### Given task
Can you transcribe every record below exactly as it appears?

### Given data
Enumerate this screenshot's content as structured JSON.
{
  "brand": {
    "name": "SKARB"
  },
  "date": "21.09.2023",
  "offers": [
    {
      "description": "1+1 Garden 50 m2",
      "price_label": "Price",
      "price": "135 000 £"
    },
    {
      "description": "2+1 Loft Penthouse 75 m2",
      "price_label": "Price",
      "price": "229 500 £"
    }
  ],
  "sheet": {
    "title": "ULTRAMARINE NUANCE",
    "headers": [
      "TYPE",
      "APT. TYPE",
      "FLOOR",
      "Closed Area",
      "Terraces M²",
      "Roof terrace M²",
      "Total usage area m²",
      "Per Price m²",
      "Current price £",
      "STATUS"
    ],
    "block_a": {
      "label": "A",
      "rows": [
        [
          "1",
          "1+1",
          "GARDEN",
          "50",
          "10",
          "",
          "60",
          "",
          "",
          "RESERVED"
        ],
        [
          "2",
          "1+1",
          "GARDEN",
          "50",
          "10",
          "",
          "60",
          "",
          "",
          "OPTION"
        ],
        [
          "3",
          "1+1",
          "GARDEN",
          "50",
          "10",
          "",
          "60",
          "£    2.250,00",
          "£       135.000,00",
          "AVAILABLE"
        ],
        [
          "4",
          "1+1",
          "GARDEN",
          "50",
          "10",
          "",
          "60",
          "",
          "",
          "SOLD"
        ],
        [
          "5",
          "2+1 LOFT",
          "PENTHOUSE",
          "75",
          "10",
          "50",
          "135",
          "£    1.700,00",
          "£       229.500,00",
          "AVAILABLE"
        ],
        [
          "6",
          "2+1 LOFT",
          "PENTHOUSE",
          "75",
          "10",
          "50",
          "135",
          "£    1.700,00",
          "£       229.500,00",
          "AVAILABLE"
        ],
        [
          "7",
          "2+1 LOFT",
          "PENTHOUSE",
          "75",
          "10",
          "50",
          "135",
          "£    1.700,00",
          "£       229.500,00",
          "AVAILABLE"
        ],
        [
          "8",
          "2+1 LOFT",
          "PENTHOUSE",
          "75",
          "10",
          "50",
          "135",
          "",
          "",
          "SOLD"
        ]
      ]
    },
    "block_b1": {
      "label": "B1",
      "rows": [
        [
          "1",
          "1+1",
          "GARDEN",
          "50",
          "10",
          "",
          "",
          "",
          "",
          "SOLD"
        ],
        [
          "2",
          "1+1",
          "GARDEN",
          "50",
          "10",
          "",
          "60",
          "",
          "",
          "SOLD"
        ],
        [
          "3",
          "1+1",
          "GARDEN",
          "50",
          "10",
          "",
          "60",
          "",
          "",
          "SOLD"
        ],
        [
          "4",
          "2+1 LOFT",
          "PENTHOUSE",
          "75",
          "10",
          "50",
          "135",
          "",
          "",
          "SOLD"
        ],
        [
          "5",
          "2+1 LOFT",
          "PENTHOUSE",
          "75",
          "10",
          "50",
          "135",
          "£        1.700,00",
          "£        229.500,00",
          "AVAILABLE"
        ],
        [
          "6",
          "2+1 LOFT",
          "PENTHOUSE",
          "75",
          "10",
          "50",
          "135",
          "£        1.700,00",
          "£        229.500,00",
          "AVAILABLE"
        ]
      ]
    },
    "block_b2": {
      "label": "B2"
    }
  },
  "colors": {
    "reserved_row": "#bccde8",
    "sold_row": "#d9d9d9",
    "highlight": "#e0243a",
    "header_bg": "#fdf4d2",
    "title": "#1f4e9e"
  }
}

### Exercise output
Enumerate this screenshot's content as structured JSON.
{
  "brand": {
    "name": "SKARB"
  },
  "date": "21.09.2023",
  "offers": [
    {
      "description": "1+1 Garden 50 m2",
      "price_label": "Price",
      "price": "135 000 £"
    },
    {
      "description": "2+1 Loft Penthouse 75 m2",
      "price_label": "Price",
      "price": "229 500 £"
    }
  ],
  "sheet": {
    "title": "ULTRAMARINE NUANCE",
    "headers": [
      "TYPE",
      "APT. TYPE",
      "FLOOR",
      "Closed Area",
      "Terraces M²",
      "Roof terrace M²",
      "Total usage area m²",
      "Per Price m²",
      "Current price £",
      "STATUS"
    ],
    "block_a": {
      "label": "A",
      "rows": [
        [
          "1",
          "1+1",
          "GARDEN",
          "50",
          "10",
          "",
          "60",
          "",
          "",
          "RESERVED"
        ],
        [
          "2",
          "1+1",
          "GARDEN",
          "50",
          "10",
          "",
          "60",
          "",
          "",
          "OPTION"
        ],
        [
          "3",
          "1+1",
          "GARDEN",
          "50",
          "10",
          "",
          "60",
          "£    2.250,00",
          "£       135.000,00",
          "AVAILABLE"
        ],
        [
          "4",
          "1+1",
          "GARDEN",
          "50",
          "10",
          "",
          "60",
          "",
          "",
          "SOLD"
        ],
        [
          "5",
          "2+1 LOFT",
          "PENTHOUSE",
          "75",
          "10",
          "50",
          "135",
          "£    1.700,00",
          "£       229.500,00",
          "AVAILABLE"
        ],
        [
          "6",
          "2+1 LOFT",
          "PENTHOUSE",
          "75",
          "10",
          "50",
          "135",
          "£    1.700,00",
          "£       229.500,00",
          "AVAILABLE"
        ],
        [
          "7",
          "2+1 LOFT",
          "PENTHOUSE",
          "75",
          "10",
          "50",
          "135",
          "£    1.700,00",
          "£       229.500,00",
          "AVAILABLE"
        ],
        [
          "8",
          "2+1 LOFT",
          "PENTHOUSE",
          "75",
          "10",
          "50",
          "135",
          "",
          "",
          "SOLD"
        ]
      ]
    },
    "block_b1": {
      "label": "B1",
      "rows": [
        [
          "1",
          "1+1",
          "GARDEN",
          "50",
          "10",
          "",
          "",
          "",
          "",
          "SOLD"
        ],
        [
          "2",
          "1+1",
          "GARDEN",
          "50",
          "10",
          "",
          "60",
          "",
          "",
          "SOLD"
        ],
        [
          "3",
          "1+1",
          "GARDEN",
          "50",
          "10",
          "",
          "60",
          "",
          "",
          "SOLD"
        ],
        [
          "4",
          "2+1 LOFT",
          "PENTHOUSE",
          "75",
          "10",
          "50",
          "135",
          "",
          "",
          "SOLD"
        ],
        [
          "5",
          "2+1 LOFT",
          "PENTHOUSE",
          "75",
          "10",
          "50",
          "135",
          "£        1.700,00",
          "£        229.500,00",
          "AVAILABLE"
        ],
        [
          "6",
          "2+1 LOFT",
          "PENTHOUSE",
          "75",
          "10",
          "50",
          "135",
          "£        1.700,00",
          "£        229.500,00",
          "AVAILABLE"
        ]
      ]
    },
    "block_b2": {
      "label": "B2"
    }
  },
  "colors": {
    "reserved_row": "#bccde8",
    "sold_row": "#d9d9d9",
    "highlight": "#e0243a",
    "header_bg": "#fdf4d2",
    "title": "#1f4e9e"
  }
}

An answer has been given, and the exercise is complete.